** The problem **
Your task is to restate the data word for word.

Stored items from a collection:
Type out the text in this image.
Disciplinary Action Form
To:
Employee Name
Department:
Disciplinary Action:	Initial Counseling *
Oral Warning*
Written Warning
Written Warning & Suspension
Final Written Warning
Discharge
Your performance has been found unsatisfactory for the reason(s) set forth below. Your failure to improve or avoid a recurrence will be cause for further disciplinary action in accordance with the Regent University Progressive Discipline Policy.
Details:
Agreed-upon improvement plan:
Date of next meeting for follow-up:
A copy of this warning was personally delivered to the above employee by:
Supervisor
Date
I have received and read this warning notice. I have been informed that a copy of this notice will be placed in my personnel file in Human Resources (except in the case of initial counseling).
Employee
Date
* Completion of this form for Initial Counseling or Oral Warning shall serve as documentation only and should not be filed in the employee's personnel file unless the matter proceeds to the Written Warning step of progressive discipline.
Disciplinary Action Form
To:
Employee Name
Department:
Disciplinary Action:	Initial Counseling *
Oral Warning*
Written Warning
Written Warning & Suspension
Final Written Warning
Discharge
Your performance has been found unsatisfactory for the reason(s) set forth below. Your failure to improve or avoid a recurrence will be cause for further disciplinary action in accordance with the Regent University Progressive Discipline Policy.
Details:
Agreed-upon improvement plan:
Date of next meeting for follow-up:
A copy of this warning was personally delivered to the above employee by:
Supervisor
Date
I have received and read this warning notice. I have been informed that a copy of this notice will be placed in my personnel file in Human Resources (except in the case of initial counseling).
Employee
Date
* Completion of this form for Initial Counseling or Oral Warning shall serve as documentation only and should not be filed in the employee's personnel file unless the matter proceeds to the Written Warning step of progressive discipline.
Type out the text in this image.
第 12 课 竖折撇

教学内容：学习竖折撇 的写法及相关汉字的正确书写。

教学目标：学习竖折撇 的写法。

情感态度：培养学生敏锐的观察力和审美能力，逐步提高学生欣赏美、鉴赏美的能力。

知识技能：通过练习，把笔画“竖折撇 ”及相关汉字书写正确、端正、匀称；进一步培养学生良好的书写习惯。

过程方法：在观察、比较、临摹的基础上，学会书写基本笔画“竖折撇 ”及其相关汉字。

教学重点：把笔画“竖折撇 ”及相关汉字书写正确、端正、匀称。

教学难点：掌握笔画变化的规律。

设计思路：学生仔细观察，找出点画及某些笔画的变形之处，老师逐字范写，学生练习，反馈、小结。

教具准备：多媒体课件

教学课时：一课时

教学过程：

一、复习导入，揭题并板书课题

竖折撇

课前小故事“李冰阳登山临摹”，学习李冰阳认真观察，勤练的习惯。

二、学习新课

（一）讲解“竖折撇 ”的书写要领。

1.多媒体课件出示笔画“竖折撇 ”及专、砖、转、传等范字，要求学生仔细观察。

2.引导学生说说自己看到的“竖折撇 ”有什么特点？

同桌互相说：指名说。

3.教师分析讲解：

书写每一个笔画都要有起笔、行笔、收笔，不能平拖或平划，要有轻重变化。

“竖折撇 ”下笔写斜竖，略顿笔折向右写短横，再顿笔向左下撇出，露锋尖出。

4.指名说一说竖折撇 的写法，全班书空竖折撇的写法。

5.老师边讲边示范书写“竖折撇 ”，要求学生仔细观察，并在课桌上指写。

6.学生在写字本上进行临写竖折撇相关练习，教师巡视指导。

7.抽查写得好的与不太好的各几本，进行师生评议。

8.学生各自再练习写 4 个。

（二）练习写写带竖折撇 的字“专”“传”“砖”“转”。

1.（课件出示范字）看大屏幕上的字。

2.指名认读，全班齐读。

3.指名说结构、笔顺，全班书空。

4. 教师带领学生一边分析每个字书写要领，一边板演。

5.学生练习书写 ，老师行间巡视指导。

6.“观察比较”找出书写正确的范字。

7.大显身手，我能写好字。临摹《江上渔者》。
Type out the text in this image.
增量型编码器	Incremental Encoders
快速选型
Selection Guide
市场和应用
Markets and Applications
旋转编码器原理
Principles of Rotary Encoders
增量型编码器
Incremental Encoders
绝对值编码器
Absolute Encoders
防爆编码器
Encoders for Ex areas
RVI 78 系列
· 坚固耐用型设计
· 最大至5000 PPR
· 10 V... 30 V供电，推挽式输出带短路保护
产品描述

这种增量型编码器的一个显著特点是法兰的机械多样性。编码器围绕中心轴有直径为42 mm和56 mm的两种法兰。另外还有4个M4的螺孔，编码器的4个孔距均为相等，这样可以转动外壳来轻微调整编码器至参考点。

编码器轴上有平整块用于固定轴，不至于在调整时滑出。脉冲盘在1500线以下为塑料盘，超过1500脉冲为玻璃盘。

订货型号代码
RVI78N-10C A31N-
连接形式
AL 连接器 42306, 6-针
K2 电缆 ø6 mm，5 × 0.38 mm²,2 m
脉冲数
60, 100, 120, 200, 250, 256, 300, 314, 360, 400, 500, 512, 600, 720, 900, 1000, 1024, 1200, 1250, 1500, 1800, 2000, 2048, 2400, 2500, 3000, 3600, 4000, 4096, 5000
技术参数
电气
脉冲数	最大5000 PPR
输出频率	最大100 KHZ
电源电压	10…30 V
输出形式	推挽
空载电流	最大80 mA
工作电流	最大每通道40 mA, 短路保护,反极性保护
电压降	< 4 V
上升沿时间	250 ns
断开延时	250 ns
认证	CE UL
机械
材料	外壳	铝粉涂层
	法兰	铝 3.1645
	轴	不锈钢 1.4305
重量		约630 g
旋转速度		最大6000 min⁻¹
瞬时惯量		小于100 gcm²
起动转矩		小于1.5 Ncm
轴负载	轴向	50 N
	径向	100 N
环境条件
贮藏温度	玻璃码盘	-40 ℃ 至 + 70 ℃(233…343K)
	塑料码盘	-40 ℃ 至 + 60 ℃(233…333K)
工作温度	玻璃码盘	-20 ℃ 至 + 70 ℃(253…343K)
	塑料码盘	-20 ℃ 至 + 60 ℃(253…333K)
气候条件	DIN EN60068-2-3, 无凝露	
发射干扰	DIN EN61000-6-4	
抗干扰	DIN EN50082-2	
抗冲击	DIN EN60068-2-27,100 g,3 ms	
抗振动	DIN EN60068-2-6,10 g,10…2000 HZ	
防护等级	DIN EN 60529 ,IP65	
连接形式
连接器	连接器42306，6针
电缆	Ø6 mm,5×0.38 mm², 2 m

** Task solution **
Type out the text in this image.
Disciplinary Action Form
To:
Employee Name
Department:
Disciplinary Action:	Initial Counseling *
Oral Warning*
Written Warning
Written Warning & Suspension
Final Written Warning
Discharge
Your performance has been found unsatisfactory for the reason(s) set forth below. Your failure to improve or avoid a recurrence will be cause for further disciplinary action in accordance with the Regent University Progressive Discipline Policy.
Details:
Agreed-upon improvement plan:
Date of next meeting for follow-up:
A copy of this warning was personally delivered to the above employee by:
Supervisor
Date
I have received and read this warning notice. I have been informed that a copy of this notice will be placed in my personnel file in Human Resources (except in the case of initial counseling).
Employee
Date
* Completion of this form for Initial Counseling or Oral Warning shall serve as documentation only and should not be filed in the employee's personnel file unless the matter proceeds to the Written Warning step of progressive discipline.
Disciplinary Action Form
To:
Employee Name
Department:
Disciplinary Action:	Initial Counseling *
Oral Warning*
Written Warning
Written Warning & Suspension
Final Written Warning
Discharge
Your performance has been found unsatisfactory for the reason(s) set forth below. Your failure to improve or avoid a recurrence will be cause for further disciplinary action in accordance with the Regent University Progressive Discipline Policy.
Details:
Agreed-upon improvement plan:
Date of next meeting for follow-up:
A copy of this warning was personally delivered to the above employee by:
Supervisor
Date
I have received and read this warning notice. I have been informed that a copy of this notice will be placed in my personnel file in Human Resources (except in the case of initial counseling).
Employee
Date
* Completion of this form for Initial Counseling or Oral Warning shall serve as documentation only and should not be filed in the employee's personnel file unless the matter proceeds to the Written Warning step of progressive discipline.
Type out the text in this image.
第 12 课 竖折撇

教学内容：学习竖折撇 的写法及相关汉字的正确书写。

教学目标：学习竖折撇 的写法。

情感态度：培养学生敏锐的观察力和审美能力，逐步提高学生欣赏美、鉴赏美的能力。

知识技能：通过练习，把笔画“竖折撇 ”及相关汉字书写正确、端正、匀称；进一步培养学生良好的书写习惯。

过程方法：在观察、比较、临摹的基础上，学会书写基本笔画“竖折撇 ”及其相关汉字。

教学重点：把笔画“竖折撇 ”及相关汉字书写正确、端正、匀称。

教学难点：掌握笔画变化的规律。

设计思路：学生仔细观察，找出点画及某些笔画的变形之处，老师逐字范写，学生练习，反馈、小结。

教具准备：多媒体课件

教学课时：一课时

教学过程：

一、复习导入，揭题并板书课题

竖折撇

课前小故事“李冰阳登山临摹”，学习李冰阳认真观察，勤练的习惯。

二、学习新课

（一）讲解“竖折撇 ”的书写要领。

1.多媒体课件出示笔画“竖折撇 ”及专、砖、转、传等范字，要求学生仔细观察。

2.引导学生说说自己看到的“竖折撇 ”有什么特点？

同桌互相说：指名说。

3.教师分析讲解：

书写每一个笔画都要有起笔、行笔、收笔，不能平拖或平划，要有轻重变化。

“竖折撇 ”下笔写斜竖，略顿笔折向右写短横，再顿笔向左下撇出，露锋尖出。

4.指名说一说竖折撇 的写法，全班书空竖折撇的写法。

5.老师边讲边示范书写“竖折撇 ”，要求学生仔细观察，并在课桌上指写。

6.学生在写字本上进行临写竖折撇相关练习，教师巡视指导。

7.抽查写得好的与不太好的各几本，进行师生评议。

8.学生各自再练习写 4 个。

（二）练习写写带竖折撇 的字“专”“传”“砖”“转”。

1.（课件出示范字）看大屏幕上的字。

2.指名认读，全班齐读。

3.指名说结构、笔顺，全班书空。

4. 教师带领学生一边分析每个字书写要领，一边板演。

5.学生练习书写 ，老师行间巡视指导。

6.“观察比较”找出书写正确的范字。

7.大显身手，我能写好字。临摹《江上渔者》。
Type out the text in this image.
增量型编码器	Incremental Encoders
快速选型
Selection Guide
市场和应用
Markets and Applications
旋转编码器原理
Principles of Rotary Encoders
增量型编码器
Incremental Encoders
绝对值编码器
Absolute Encoders
防爆编码器
Encoders for Ex areas
RVI 78 系列
· 坚固耐用型设计
· 最大至5000 PPR
· 10 V... 30 V供电，推挽式输出带短路保护
产品描述

这种增量型编码器的一个显著特点是法兰的机械多样性。编码器围绕中心轴有直径为42 mm和56 mm的两种法兰。另外还有4个M4的螺孔，编码器的4个孔距均为相等，这样可以转动外壳来轻微调整编码器至参考点。

编码器轴上有平整块用于固定轴，不至于在调整时滑出。脉冲盘在1500线以下为塑料盘，超过1500脉冲为玻璃盘。

订货型号代码
RVI78N-10C A31N-
连接形式
AL 连接器 42306, 6-针
K2 电缆 ø6 mm，5 × 0.38 mm²,2 m
脉冲数
60, 100, 120, 200, 250, 256, 300, 314, 360, 400, 500, 512, 600, 720, 900, 1000, 1024, 1200, 1250, 1500, 1800, 2000, 2048, 2400, 2500, 3000, 3600, 4000, 4096, 5000
技术参数
电气
脉冲数	最大5000 PPR
输出频率	最大100 KHZ
电源电压	10…30 V
输出形式	推挽
空载电流	最大80 mA
工作电流	最大每通道40 mA, 短路保护,反极性保护
电压降	< 4 V
上升沿时间	250 ns
断开延时	250 ns
认证	CE UL
机械
材料	外壳	铝粉涂层
	法兰	铝 3.1645
	轴	不锈钢 1.4305
重量		约630 g
旋转速度		最大6000 min⁻¹
瞬时惯量		小于100 gcm²
起动转矩		小于1.5 Ncm
轴负载	轴向	50 N
	径向	100 N
环境条件
贮藏温度	玻璃码盘	-40 ℃ 至 + 70 ℃(233…343K)
	塑料码盘	-40 ℃ 至 + 60 ℃(233…333K)
工作温度	玻璃码盘	-20 ℃ 至 + 70 ℃(253…343K)
	塑料码盘	-20 ℃ 至 + 60 ℃(253…333K)
气候条件	DIN EN60068-2-3, 无凝露	
发射干扰	DIN EN61000-6-4	
抗干扰	DIN EN50082-2	
抗冲击	DIN EN60068-2-27,100 g,3 ms	
抗振动	DIN EN60068-2-6,10 g,10…2000 HZ	
防护等级	DIN EN 60529 ,IP65	
连接形式
连接器	连接器42306，6针
电缆	Ø6 mm,5×0.38 mm², 2 m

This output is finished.